_Exercise objective_
Would you write out the entries below, every one of them, exactly?

_Data_
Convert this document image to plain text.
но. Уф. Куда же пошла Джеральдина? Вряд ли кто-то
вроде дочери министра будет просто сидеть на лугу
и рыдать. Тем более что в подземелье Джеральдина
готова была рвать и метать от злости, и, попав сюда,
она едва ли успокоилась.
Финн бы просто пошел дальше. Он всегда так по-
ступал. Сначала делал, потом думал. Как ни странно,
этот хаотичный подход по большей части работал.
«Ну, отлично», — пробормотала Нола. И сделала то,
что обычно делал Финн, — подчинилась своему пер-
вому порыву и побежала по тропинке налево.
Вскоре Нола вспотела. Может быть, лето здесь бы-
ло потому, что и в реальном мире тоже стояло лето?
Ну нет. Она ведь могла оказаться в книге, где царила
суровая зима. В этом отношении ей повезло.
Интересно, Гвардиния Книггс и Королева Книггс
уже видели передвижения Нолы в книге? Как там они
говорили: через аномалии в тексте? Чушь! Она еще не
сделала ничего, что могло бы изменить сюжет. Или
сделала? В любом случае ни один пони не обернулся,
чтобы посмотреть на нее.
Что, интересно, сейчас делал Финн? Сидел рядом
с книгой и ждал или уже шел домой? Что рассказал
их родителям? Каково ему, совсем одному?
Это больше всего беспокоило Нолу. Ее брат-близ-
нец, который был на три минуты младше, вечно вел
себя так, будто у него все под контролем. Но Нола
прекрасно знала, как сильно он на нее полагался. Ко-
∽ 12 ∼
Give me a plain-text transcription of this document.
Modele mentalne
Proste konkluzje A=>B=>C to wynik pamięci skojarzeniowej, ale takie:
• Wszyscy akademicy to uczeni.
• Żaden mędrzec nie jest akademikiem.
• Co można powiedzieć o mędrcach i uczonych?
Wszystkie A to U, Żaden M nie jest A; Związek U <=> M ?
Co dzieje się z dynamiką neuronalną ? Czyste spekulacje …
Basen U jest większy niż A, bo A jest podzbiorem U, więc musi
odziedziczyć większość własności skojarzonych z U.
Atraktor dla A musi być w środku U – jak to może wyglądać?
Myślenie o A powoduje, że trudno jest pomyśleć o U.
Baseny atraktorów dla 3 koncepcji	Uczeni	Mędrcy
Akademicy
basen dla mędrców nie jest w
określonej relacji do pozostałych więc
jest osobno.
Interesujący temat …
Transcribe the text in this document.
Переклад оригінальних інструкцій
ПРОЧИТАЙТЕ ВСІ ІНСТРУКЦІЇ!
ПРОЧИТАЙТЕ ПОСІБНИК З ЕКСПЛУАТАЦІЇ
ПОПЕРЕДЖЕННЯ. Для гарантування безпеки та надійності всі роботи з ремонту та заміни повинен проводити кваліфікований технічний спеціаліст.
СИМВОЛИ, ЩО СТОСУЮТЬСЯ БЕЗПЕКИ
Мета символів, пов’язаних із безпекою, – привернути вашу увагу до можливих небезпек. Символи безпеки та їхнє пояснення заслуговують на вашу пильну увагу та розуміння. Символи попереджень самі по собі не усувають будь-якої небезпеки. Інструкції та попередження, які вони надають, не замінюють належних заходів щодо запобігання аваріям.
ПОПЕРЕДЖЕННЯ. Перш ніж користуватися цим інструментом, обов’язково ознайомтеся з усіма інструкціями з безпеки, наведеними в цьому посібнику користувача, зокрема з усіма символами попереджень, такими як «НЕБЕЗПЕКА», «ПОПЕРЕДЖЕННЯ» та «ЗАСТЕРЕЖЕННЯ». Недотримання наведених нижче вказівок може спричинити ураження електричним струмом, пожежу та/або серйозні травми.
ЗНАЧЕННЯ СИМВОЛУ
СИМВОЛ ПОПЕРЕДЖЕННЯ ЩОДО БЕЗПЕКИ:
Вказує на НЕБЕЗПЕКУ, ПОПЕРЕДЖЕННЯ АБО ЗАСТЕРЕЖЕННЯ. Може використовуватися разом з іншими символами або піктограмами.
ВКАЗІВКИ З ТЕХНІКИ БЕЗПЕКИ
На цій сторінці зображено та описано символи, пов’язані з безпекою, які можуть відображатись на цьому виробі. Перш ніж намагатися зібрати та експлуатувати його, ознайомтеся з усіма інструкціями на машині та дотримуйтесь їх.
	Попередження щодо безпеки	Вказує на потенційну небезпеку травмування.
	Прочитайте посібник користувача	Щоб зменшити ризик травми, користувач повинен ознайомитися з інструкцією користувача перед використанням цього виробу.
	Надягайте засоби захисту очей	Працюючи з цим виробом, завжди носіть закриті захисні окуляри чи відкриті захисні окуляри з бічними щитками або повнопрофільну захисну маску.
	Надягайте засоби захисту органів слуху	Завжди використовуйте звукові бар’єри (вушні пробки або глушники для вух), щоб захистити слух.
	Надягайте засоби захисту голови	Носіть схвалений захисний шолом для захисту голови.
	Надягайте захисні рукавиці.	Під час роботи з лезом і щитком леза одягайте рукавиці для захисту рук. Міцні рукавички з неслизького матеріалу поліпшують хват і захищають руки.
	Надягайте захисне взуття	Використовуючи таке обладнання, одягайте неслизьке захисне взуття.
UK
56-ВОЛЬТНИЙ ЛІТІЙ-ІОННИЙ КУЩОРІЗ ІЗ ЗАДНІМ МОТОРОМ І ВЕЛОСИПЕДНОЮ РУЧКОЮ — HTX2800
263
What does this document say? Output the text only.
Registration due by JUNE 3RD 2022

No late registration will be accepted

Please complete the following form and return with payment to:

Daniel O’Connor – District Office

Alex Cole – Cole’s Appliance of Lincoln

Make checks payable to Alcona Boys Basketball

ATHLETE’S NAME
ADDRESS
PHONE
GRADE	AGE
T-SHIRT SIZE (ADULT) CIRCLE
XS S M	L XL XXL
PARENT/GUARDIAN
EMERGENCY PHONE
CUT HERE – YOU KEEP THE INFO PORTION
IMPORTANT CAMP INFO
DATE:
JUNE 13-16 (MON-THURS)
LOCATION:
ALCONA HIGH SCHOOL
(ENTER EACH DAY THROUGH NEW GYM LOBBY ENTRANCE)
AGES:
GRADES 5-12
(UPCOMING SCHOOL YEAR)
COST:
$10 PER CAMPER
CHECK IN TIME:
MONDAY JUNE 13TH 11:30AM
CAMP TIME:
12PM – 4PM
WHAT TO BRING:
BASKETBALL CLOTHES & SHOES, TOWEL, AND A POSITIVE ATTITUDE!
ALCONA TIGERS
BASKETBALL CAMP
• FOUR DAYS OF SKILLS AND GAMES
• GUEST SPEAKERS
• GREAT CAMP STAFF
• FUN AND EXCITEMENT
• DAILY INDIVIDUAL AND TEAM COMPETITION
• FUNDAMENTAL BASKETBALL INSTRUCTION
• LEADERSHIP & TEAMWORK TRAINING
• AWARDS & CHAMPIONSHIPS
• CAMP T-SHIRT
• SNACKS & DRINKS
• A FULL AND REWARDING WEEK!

_Result below_
Convert this document image to plain text.
но. Уф. Куда же пошла Джеральдина? Вряд ли кто-то
вроде дочери министра будет просто сидеть на лугу
и рыдать. Тем более что в подземелье Джеральдина
готова была рвать и метать от злости, и, попав сюда,
она едва ли успокоилась.
Финн бы просто пошел дальше. Он всегда так по-
ступал. Сначала делал, потом думал. Как ни странно,
этот хаотичный подход по большей части работал.
«Ну, отлично», — пробормотала Нола. И сделала то,
что обычно делал Финн, — подчинилась своему пер-
вому порыву и побежала по тропинке налево.
Вскоре Нола вспотела. Может быть, лето здесь бы-
ло потому, что и в реальном мире тоже стояло лето?
Ну нет. Она ведь могла оказаться в книге, где царила
суровая зима. В этом отношении ей повезло.
Интересно, Гвардиния Книггс и Королева Книггс
уже видели передвижения Нолы в книге? Как там они
говорили: через аномалии в тексте? Чушь! Она еще не
сделала ничего, что могло бы изменить сюжет. Или
сделала? В любом случае ни один пони не обернулся,
чтобы посмотреть на нее.
Что, интересно, сейчас делал Финн? Сидел рядом
с книгой и ждал или уже шел домой? Что рассказал
их родителям? Каково ему, совсем одному?
Это больше всего беспокоило Нолу. Ее брат-близ-
нец, который был на три минуты младше, вечно вел
себя так, будто у него все под контролем. Но Нола
прекрасно знала, как сильно он на нее полагался. Ко-
∽ 12 ∼
Give me a plain-text transcription of this document.
Modele mentalne
Proste konkluzje A=>B=>C to wynik pamięci skojarzeniowej, ale takie:
• Wszyscy akademicy to uczeni.
• Żaden mędrzec nie jest akademikiem.
• Co można powiedzieć o mędrcach i uczonych?
Wszystkie A to U, Żaden M nie jest A; Związek U <=> M ?
Co dzieje się z dynamiką neuronalną ? Czyste spekulacje …
Basen U jest większy niż A, bo A jest podzbiorem U, więc musi
odziedziczyć większość własności skojarzonych z U.
Atraktor dla A musi być w środku U – jak to może wyglądać?
Myślenie o A powoduje, że trudno jest pomyśleć o U.
Baseny atraktorów dla 3 koncepcji	Uczeni	Mędrcy
Akademicy
basen dla mędrców nie jest w
określonej relacji do pozostałych więc
jest osobno.
Interesujący temat …
Transcribe the text in this document.
Переклад оригінальних інструкцій
ПРОЧИТАЙТЕ ВСІ ІНСТРУКЦІЇ!
ПРОЧИТАЙТЕ ПОСІБНИК З ЕКСПЛУАТАЦІЇ
ПОПЕРЕДЖЕННЯ. Для гарантування безпеки та надійності всі роботи з ремонту та заміни повинен проводити кваліфікований технічний спеціаліст.
СИМВОЛИ, ЩО СТОСУЮТЬСЯ БЕЗПЕКИ
Мета символів, пов’язаних із безпекою, – привернути вашу увагу до можливих небезпек. Символи безпеки та їхнє пояснення заслуговують на вашу пильну увагу та розуміння. Символи попереджень самі по собі не усувають будь-якої небезпеки. Інструкції та попередження, які вони надають, не замінюють належних заходів щодо запобігання аваріям.
ПОПЕРЕДЖЕННЯ. Перш ніж користуватися цим інструментом, обов’язково ознайомтеся з усіма інструкціями з безпеки, наведеними в цьому посібнику користувача, зокрема з усіма символами попереджень, такими як «НЕБЕЗПЕКА», «ПОПЕРЕДЖЕННЯ» та «ЗАСТЕРЕЖЕННЯ». Недотримання наведених нижче вказівок може спричинити ураження електричним струмом, пожежу та/або серйозні травми.
ЗНАЧЕННЯ СИМВОЛУ
СИМВОЛ ПОПЕРЕДЖЕННЯ ЩОДО БЕЗПЕКИ:
Вказує на НЕБЕЗПЕКУ, ПОПЕРЕДЖЕННЯ АБО ЗАСТЕРЕЖЕННЯ. Може використовуватися разом з іншими символами або піктограмами.
ВКАЗІВКИ З ТЕХНІКИ БЕЗПЕКИ
На цій сторінці зображено та описано символи, пов’язані з безпекою, які можуть відображатись на цьому виробі. Перш ніж намагатися зібрати та експлуатувати його, ознайомтеся з усіма інструкціями на машині та дотримуйтесь їх.
	Попередження щодо безпеки	Вказує на потенційну небезпеку травмування.
	Прочитайте посібник користувача	Щоб зменшити ризик травми, користувач повинен ознайомитися з інструкцією користувача перед використанням цього виробу.
	Надягайте засоби захисту очей	Працюючи з цим виробом, завжди носіть закриті захисні окуляри чи відкриті захисні окуляри з бічними щитками або повнопрофільну захисну маску.
	Надягайте засоби захисту органів слуху	Завжди використовуйте звукові бар’єри (вушні пробки або глушники для вух), щоб захистити слух.
	Надягайте засоби захисту голови	Носіть схвалений захисний шолом для захисту голови.
	Надягайте захисні рукавиці.	Під час роботи з лезом і щитком леза одягайте рукавиці для захисту рук. Міцні рукавички з неслизького матеріалу поліпшують хват і захищають руки.
	Надягайте захисне взуття	Використовуючи таке обладнання, одягайте неслизьке захисне взуття.
UK
56-ВОЛЬТНИЙ ЛІТІЙ-ІОННИЙ КУЩОРІЗ ІЗ ЗАДНІМ МОТОРОМ І ВЕЛОСИПЕДНОЮ РУЧКОЮ — HTX2800
263
What does this document say? Output the text only.
Registration due by JUNE 3RD 2022

No late registration will be accepted

Please complete the following form and return with payment to:

Daniel O’Connor – District Office

Alex Cole – Cole’s Appliance of Lincoln

Make checks payable to Alcona Boys Basketball

ATHLETE’S NAME
ADDRESS
PHONE
GRADE	AGE
T-SHIRT SIZE (ADULT) CIRCLE
XS S M	L XL XXL
PARENT/GUARDIAN
EMERGENCY PHONE
CUT HERE – YOU KEEP THE INFO PORTION
IMPORTANT CAMP INFO
DATE:
JUNE 13-16 (MON-THURS)
LOCATION:
ALCONA HIGH SCHOOL
(ENTER EACH DAY THROUGH NEW GYM LOBBY ENTRANCE)
AGES:
GRADES 5-12
(UPCOMING SCHOOL YEAR)
COST:
$10 PER CAMPER
CHECK IN TIME:
MONDAY JUNE 13TH 11:30AM
CAMP TIME:
12PM – 4PM
WHAT TO BRING:
BASKETBALL CLOTHES & SHOES, TOWEL, AND A POSITIVE ATTITUDE!
ALCONA TIGERS
BASKETBALL CAMP
• FOUR DAYS OF SKILLS AND GAMES
• GUEST SPEAKERS
• GREAT CAMP STAFF
• FUN AND EXCITEMENT
• DAILY INDIVIDUAL AND TEAM COMPETITION
• FUNDAMENTAL BASKETBALL INSTRUCTION
• LEADERSHIP & TEAMWORK TRAINING
• AWARDS & CHAMPIONSHIPS
• CAMP T-SHIRT
• SNACKS & DRINKS
• A FULL AND REWARDING WEEK!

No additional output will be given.